▸ **Given instruction**
Each record needs to be echoed exactly; can you do that?

*-*-*

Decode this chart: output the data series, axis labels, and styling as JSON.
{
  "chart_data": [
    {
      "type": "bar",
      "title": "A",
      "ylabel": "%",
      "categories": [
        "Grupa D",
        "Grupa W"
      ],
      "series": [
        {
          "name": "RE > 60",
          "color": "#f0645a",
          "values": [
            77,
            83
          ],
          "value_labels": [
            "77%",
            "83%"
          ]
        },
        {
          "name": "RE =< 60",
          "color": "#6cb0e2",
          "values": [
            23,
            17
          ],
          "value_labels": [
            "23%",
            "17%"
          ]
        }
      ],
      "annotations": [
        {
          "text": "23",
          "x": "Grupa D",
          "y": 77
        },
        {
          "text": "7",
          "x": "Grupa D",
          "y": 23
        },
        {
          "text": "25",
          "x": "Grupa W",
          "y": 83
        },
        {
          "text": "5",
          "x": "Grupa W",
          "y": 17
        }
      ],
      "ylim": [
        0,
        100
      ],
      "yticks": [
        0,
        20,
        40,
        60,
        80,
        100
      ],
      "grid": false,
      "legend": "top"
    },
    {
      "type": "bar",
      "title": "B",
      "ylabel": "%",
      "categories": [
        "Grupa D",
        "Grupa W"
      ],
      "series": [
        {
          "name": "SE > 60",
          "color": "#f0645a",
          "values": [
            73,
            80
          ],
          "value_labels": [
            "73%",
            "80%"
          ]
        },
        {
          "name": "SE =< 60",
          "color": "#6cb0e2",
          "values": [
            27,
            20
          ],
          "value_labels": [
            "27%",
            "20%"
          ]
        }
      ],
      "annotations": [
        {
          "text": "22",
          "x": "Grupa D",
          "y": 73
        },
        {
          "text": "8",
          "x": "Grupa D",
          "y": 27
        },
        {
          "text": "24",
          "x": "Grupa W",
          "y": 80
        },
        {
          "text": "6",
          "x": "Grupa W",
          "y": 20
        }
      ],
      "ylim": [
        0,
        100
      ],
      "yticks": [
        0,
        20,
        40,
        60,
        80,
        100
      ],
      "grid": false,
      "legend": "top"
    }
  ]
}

*-*-*

▸ **Solution for this task**
Decode this chart: output the data series, axis labels, and styling as JSON.
{
  "chart_data": [
    {
      "type": "bar",
      "title": "A",
      "ylabel": "%",
      "categories": [
        "Grupa D",
        "Grupa W"
      ],
      "series": [
        {
          "name": "RE > 60",
          "color": "#f0645a",
          "values": [
            77,
            83
          ],
          "value_labels": [
            "77%",
            "83%"
          ]
        },
        {
          "name": "RE =< 60",
          "color": "#6cb0e2",
          "values": [
            23,
            17
          ],
          "value_labels": [
            "23%",
            "17%"
          ]
        }
      ],
      "annotations": [
        {
          "text": "23",
          "x": "Grupa D",
          "y": 77
        },
        {
          "text": "7",
          "x": "Grupa D",
          "y": 23
        },
        {
          "text": "25",
          "x": "Grupa W",
          "y": 83
        },
        {
          "text": "5",
          "x": "Grupa W",
          "y": 17
        }
      ],
      "ylim": [
        0,
        100
      ],
      "yticks": [
        0,
        20,
        40,
        60,
        80,
        100
      ],
      "grid": false,
      "legend": "top"
    },
    {
      "type": "bar",
      "title": "B",
      "ylabel": "%",
      "categories": [
        "Grupa D",
        "Grupa W"
      ],
      "series": [
        {
          "name": "SE > 60",
          "color": "#f0645a",
          "values": [
            73,
            80
          ],
          "value_labels": [
            "73%",
            "80%"
          ]
        },
        {
          "name": "SE =< 60",
          "color": "#6cb0e2",
          "values": [
            27,
            20
          ],
          "value_labels": [
            "27%",
            "20%"
          ]
        }
      ],
      "annotations": [
        {
          "text": "22",
          "x": "Grupa D",
          "y": 73
        },
        {
          "text": "8",
          "x": "Grupa D",
          "y": 27
        },
        {
          "text": "24",
          "x": "Grupa W",
          "y": 80
        },
        {
          "text": "6",
          "x": "Grupa W",
          "y": 20
        }
      ],
      "ylim": [
        0,
        100
      ],
      "yticks": [
        0,
        20,
        40,
        60,
        80,
        100
      ],
      "grid": false,
      "legend": "top"
    }
  ]
}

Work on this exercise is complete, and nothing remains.